* **Exercise requirements**
Search the material for the word "text" and report each line where it turns up.

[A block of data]

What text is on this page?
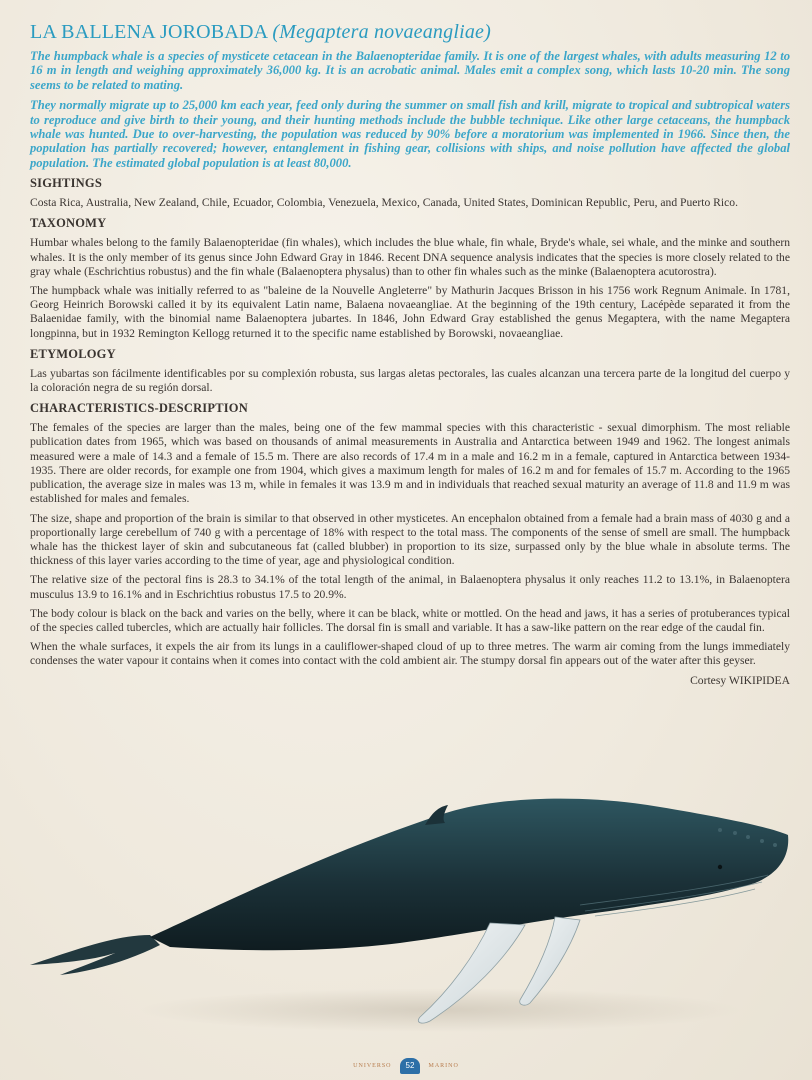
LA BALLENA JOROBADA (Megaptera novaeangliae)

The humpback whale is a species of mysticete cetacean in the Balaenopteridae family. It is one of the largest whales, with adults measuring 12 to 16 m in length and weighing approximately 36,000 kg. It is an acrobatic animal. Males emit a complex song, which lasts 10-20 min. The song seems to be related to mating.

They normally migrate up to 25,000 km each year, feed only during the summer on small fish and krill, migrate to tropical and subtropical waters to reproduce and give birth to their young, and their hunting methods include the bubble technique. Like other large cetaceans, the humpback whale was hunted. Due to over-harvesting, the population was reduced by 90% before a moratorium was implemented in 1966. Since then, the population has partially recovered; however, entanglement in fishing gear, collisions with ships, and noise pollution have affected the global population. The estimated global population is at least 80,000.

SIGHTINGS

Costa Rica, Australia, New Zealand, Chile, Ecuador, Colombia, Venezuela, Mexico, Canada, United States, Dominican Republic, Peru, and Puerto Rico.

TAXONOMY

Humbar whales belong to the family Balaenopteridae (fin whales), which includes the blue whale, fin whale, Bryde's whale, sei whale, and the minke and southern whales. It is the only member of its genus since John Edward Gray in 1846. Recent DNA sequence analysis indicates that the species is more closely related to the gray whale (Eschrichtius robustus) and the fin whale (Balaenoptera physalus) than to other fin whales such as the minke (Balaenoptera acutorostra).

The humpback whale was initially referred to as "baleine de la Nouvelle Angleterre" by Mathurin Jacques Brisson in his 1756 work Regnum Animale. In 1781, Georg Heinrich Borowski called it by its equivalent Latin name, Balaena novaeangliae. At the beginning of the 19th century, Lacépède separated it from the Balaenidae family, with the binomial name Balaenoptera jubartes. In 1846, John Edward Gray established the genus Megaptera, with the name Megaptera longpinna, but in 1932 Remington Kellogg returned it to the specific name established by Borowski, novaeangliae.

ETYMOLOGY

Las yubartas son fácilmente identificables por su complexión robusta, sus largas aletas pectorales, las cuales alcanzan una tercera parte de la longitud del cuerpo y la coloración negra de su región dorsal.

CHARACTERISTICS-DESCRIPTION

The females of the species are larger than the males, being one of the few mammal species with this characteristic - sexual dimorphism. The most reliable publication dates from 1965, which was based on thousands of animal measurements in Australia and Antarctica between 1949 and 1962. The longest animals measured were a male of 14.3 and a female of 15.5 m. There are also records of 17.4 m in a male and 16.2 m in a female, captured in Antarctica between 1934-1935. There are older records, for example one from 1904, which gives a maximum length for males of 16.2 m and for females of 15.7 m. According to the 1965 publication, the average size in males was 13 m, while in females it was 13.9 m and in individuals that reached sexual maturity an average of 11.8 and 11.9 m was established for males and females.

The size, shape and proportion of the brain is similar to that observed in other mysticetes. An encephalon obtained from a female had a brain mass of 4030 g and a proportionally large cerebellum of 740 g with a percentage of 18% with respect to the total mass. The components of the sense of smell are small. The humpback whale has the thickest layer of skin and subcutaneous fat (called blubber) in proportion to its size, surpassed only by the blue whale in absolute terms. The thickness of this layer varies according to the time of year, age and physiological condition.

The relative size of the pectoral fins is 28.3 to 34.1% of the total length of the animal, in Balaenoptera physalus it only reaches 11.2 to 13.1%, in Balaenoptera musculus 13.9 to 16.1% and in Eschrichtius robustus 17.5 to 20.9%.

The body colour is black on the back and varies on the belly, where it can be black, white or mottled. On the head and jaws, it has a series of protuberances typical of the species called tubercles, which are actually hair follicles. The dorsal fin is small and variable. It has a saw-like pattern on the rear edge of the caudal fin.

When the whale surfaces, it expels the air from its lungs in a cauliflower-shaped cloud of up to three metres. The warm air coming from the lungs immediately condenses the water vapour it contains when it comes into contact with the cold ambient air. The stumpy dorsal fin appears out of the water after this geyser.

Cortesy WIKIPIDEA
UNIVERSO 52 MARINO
--
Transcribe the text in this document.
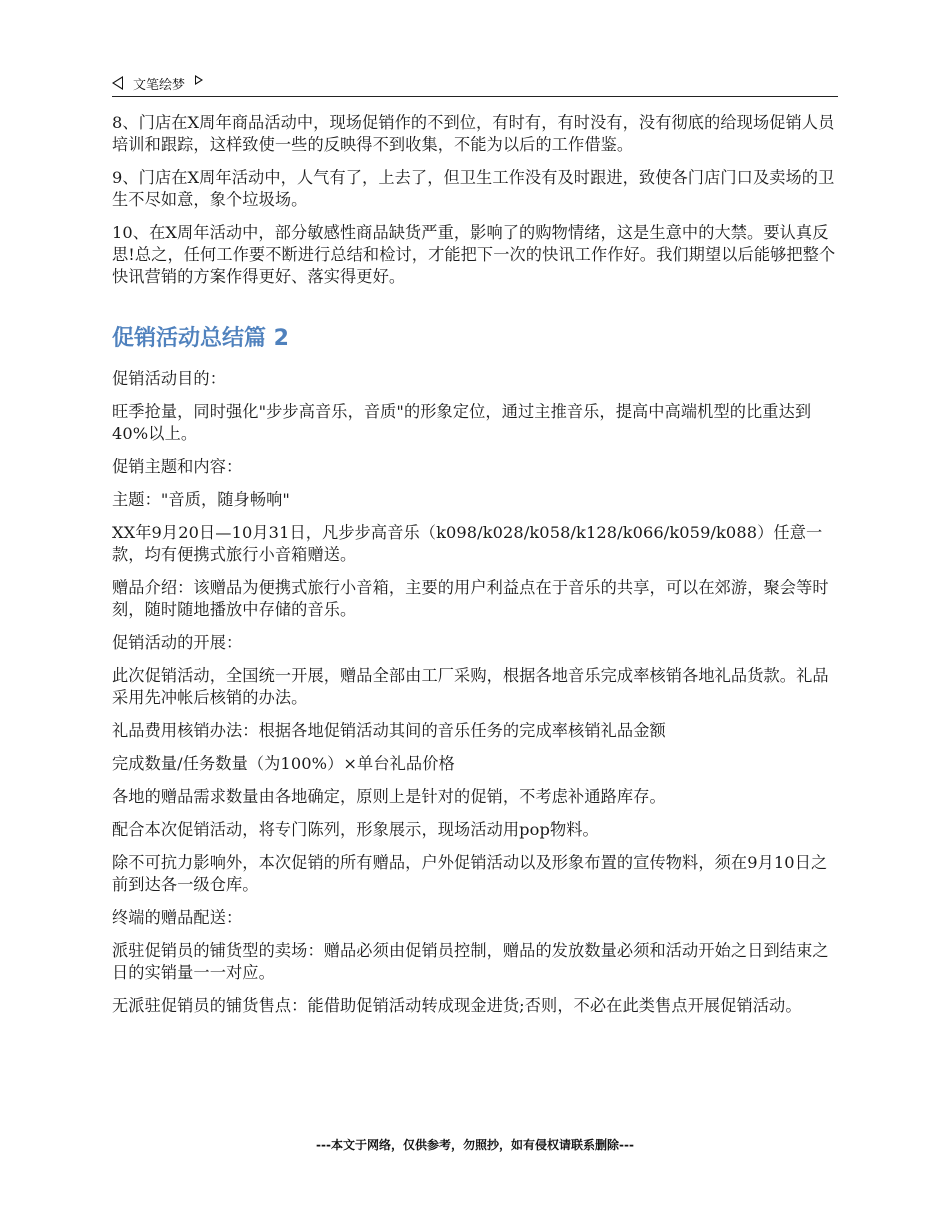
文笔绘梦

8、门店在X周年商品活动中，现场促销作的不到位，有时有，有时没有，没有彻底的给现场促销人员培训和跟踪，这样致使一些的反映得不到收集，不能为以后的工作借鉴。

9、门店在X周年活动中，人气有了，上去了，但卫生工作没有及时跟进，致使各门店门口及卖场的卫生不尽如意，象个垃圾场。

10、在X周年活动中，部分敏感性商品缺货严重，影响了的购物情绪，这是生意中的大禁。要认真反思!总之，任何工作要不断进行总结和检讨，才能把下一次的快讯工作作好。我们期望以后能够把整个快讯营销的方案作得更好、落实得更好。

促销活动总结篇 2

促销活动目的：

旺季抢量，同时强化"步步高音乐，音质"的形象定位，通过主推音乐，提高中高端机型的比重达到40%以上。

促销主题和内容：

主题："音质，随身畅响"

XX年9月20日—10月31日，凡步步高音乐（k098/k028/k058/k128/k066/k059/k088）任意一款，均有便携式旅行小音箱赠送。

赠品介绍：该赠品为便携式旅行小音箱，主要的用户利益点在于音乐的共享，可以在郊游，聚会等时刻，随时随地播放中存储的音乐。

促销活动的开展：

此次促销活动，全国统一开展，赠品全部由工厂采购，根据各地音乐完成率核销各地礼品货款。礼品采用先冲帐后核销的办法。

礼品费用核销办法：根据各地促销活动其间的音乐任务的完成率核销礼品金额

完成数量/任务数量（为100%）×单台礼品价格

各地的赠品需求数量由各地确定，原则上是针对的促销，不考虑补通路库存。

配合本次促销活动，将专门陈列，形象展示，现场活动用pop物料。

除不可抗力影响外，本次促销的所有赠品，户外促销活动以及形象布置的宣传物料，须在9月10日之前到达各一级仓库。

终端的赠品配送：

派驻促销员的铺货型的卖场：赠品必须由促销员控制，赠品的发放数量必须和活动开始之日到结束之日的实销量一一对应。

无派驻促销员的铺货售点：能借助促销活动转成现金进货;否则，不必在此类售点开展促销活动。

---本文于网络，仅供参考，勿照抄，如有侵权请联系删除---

* **Result of this task**
What text is on this page?
Transcribe the text in this document.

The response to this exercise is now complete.